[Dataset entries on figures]
>>>
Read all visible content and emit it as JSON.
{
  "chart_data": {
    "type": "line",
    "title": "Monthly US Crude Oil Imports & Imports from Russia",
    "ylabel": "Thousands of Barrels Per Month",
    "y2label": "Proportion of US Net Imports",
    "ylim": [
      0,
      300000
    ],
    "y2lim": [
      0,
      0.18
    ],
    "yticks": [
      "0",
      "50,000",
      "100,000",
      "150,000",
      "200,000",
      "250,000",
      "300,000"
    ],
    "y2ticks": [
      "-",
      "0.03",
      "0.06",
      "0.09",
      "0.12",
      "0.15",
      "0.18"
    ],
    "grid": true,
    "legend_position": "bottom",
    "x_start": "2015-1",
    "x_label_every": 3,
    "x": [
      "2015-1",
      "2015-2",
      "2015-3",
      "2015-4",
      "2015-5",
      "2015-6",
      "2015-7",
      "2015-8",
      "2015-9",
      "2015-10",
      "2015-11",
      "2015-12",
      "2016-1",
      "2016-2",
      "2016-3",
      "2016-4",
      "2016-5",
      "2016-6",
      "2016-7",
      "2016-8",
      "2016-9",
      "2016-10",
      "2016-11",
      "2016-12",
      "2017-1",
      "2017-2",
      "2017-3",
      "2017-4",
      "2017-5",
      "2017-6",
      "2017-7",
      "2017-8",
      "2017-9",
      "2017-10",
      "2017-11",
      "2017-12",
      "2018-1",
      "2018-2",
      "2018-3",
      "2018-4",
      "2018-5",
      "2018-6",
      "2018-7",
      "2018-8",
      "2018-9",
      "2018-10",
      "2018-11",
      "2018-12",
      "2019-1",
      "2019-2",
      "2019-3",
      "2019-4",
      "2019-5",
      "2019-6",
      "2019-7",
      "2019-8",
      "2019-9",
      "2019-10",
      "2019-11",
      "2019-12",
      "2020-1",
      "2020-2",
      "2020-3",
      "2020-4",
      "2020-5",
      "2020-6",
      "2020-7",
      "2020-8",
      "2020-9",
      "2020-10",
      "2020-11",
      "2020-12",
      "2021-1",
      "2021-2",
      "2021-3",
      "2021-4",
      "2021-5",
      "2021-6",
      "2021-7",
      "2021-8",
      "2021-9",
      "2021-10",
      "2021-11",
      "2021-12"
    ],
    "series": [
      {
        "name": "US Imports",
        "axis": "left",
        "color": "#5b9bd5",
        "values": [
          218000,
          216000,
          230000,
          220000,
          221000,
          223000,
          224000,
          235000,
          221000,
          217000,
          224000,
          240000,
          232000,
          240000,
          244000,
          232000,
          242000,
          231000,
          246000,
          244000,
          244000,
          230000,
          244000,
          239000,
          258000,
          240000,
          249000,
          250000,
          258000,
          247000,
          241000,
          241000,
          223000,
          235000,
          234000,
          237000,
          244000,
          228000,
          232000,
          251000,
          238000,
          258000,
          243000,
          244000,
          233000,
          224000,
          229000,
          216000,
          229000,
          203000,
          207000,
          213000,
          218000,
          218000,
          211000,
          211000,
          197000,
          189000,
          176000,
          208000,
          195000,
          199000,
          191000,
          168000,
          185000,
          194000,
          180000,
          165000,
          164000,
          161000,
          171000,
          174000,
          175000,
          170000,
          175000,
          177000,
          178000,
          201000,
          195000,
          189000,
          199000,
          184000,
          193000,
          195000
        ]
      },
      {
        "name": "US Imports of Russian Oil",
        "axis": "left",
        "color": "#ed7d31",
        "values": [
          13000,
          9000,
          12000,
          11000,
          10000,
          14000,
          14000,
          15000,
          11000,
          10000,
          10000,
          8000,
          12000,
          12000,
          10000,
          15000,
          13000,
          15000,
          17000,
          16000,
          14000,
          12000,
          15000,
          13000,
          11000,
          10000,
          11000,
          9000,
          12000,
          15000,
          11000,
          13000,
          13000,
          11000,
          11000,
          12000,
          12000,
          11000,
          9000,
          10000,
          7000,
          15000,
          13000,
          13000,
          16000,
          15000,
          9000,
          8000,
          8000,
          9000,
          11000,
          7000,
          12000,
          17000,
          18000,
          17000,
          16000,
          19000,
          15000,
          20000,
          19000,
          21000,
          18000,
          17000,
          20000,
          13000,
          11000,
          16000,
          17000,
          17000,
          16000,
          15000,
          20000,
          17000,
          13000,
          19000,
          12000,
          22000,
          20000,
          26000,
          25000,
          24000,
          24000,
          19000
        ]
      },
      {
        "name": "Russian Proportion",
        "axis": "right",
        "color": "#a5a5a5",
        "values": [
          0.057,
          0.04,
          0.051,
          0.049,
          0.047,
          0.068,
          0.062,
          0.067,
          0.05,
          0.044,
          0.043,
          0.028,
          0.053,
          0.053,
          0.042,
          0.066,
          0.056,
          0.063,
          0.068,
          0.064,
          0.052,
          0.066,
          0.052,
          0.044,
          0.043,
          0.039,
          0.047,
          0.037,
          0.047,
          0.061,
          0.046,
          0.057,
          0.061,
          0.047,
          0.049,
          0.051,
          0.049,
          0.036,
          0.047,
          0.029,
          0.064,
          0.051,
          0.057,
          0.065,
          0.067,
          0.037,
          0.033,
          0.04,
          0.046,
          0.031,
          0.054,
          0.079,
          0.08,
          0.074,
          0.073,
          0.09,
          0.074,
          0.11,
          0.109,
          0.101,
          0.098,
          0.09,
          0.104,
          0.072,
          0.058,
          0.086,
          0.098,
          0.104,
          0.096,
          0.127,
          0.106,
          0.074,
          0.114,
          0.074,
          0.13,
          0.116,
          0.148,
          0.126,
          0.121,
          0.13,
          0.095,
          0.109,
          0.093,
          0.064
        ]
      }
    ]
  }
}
<<<
Work required:
Reproduce every line of the material above exactly.

Exercise result:
Read all visible content and emit it as JSON.
{
  "chart_data": {
    "type": "line",
    "title": "Monthly US Crude Oil Imports & Imports from Russia",
    "ylabel": "Thousands of Barrels Per Month",
    "y2label": "Proportion of US Net Imports",
    "ylim": [
      0,
      300000
    ],
    "y2lim": [
      0,
      0.18
    ],
    "yticks": [
      "0",
      "50,000",
      "100,000",
      "150,000",
      "200,000",
      "250,000",
      "300,000"
    ],
    "y2ticks": [
      "-",
      "0.03",
      "0.06",
      "0.09",
      "0.12",
      "0.15",
      "0.18"
    ],
    "grid": true,
    "legend_position": "bottom",
    "x_start": "2015-1",
    "x_label_every": 3,
    "x": [
      "2015-1",
      "2015-2",
      "2015-3",
      "2015-4",
      "2015-5",
      "2015-6",
      "2015-7",
      "2015-8",
      "2015-9",
      "2015-10",
      "2015-11",
      "2015-12",
      "2016-1",
      "2016-2",
      "2016-3",
      "2016-4",
      "2016-5",
      "2016-6",
      "2016-7",
      "2016-8",
      "2016-9",
      "2016-10",
      "2016-11",
      "2016-12",
      "2017-1",
      "2017-2",
      "2017-3",
      "2017-4",
      "2017-5",
      "2017-6",
      "2017-7",
      "2017-8",
      "2017-9",
      "2017-10",
      "2017-11",
      "2017-12",
      "2018-1",
      "2018-2",
      "2018-3",
      "2018-4",
      "2018-5",
      "2018-6",
      "2018-7",
      "2018-8",
      "2018-9",
      "2018-10",
      "2018-11",
      "2018-12",
      "2019-1",
      "2019-2",
      "2019-3",
      "2019-4",
      "2019-5",
      "2019-6",
      "2019-7",
      "2019-8",
      "2019-9",
      "2019-10",
      "2019-11",
      "2019-12",
      "2020-1",
      "2020-2",
      "2020-3",
      "2020-4",
      "2020-5",
      "2020-6",
      "2020-7",
      "2020-8",
      "2020-9",
      "2020-10",
      "2020-11",
      "2020-12",
      "2021-1",
      "2021-2",
      "2021-3",
      "2021-4",
      "2021-5",
      "2021-6",
      "2021-7",
      "2021-8",
      "2021-9",
      "2021-10",
      "2021-11",
      "2021-12"
    ],
    "series": [
      {
        "name": "US Imports",
        "axis": "left",
        "color": "#5b9bd5",
        "values": [
          218000,
          216000,
          230000,
          220000,
          221000,
          223000,
          224000,
          235000,
          221000,
          217000,
          224000,
          240000,
          232000,
          240000,
          244000,
          232000,
          242000,
          231000,
          246000,
          244000,
          244000,
          230000,
          244000,
          239000,
          258000,
          240000,
          249000,
          250000,
          258000,
          247000,
          241000,
          241000,
          223000,
          235000,
          234000,
          237000,
          244000,
          228000,
          232000,
          251000,
          238000,
          258000,
          243000,
          244000,
          233000,
          224000,
          229000,
          216000,
          229000,
          203000,
          207000,
          213000,
          218000,
          218000,
          211000,
          211000,
          197000,
          189000,
          176000,
          208000,
          195000,
          199000,
          191000,
          168000,
          185000,
          194000,
          180000,
          165000,
          164000,
          161000,
          171000,
          174000,
          175000,
          170000,
          175000,
          177000,
          178000,
          201000,
          195000,
          189000,
          199000,
          184000,
          193000,
          195000
        ]
      },
      {
        "name": "US Imports of Russian Oil",
        "axis": "left",
        "color": "#ed7d31",
        "values": [
          13000,
          9000,
          12000,
          11000,
          10000,
          14000,
          14000,
          15000,
          11000,
          10000,
          10000,
          8000,
          12000,
          12000,
          10000,
          15000,
          13000,
          15000,
          17000,
          16000,
          14000,
          12000,
          15000,
          13000,
          11000,
          10000,
          11000,
          9000,
          12000,
          15000,
          11000,
          13000,
          13000,
          11000,
          11000,
          12000,
          12000,
          11000,
          9000,
          10000,
          7000,
          15000,
          13000,
          13000,
          16000,
          15000,
          9000,
          8000,
          8000,
          9000,
          11000,
          7000,
          12000,
          17000,
          18000,
          17000,
          16000,
          19000,
          15000,
          20000,
          19000,
          21000,
          18000,
          17000,
          20000,
          13000,
          11000,
          16000,
          17000,
          17000,
          16000,
          15000,
          20000,
          17000,
          13000,
          19000,
          12000,
          22000,
          20000,
          26000,
          25000,
          24000,
          24000,
          19000
        ]
      },
      {
        "name": "Russian Proportion",
        "axis": "right",
        "color": "#a5a5a5",
        "values": [
          0.057,
          0.04,
          0.051,
          0.049,
          0.047,
          0.068,
          0.062,
          0.067,
          0.05,
          0.044,
          0.043,
          0.028,
          0.053,
          0.053,
          0.042,
          0.066,
          0.056,
          0.063,
          0.068,
          0.064,
          0.052,
          0.066,
          0.052,
          0.044,
          0.043,
          0.039,
          0.047,
          0.037,
          0.047,
          0.061,
          0.046,
          0.057,
          0.061,
          0.047,
          0.049,
          0.051,
          0.049,
          0.036,
          0.047,
          0.029,
          0.064,
          0.051,
          0.057,
          0.065,
          0.067,
          0.037,
          0.033,
          0.04,
          0.046,
          0.031,
          0.054,
          0.079,
          0.08,
          0.074,
          0.073,
          0.09,
          0.074,
          0.11,
          0.109,
          0.101,
          0.098,
          0.09,
          0.104,
          0.072,
          0.058,
          0.086,
          0.098,
          0.104,
          0.096,
          0.127,
          0.106,
          0.074,
          0.114,
          0.074,
          0.13,
          0.116,
          0.148,
          0.126,
          0.121,
          0.13,
          0.095,
          0.109,
          0.093,
          0.064
        ]
      }
    ]
  }
}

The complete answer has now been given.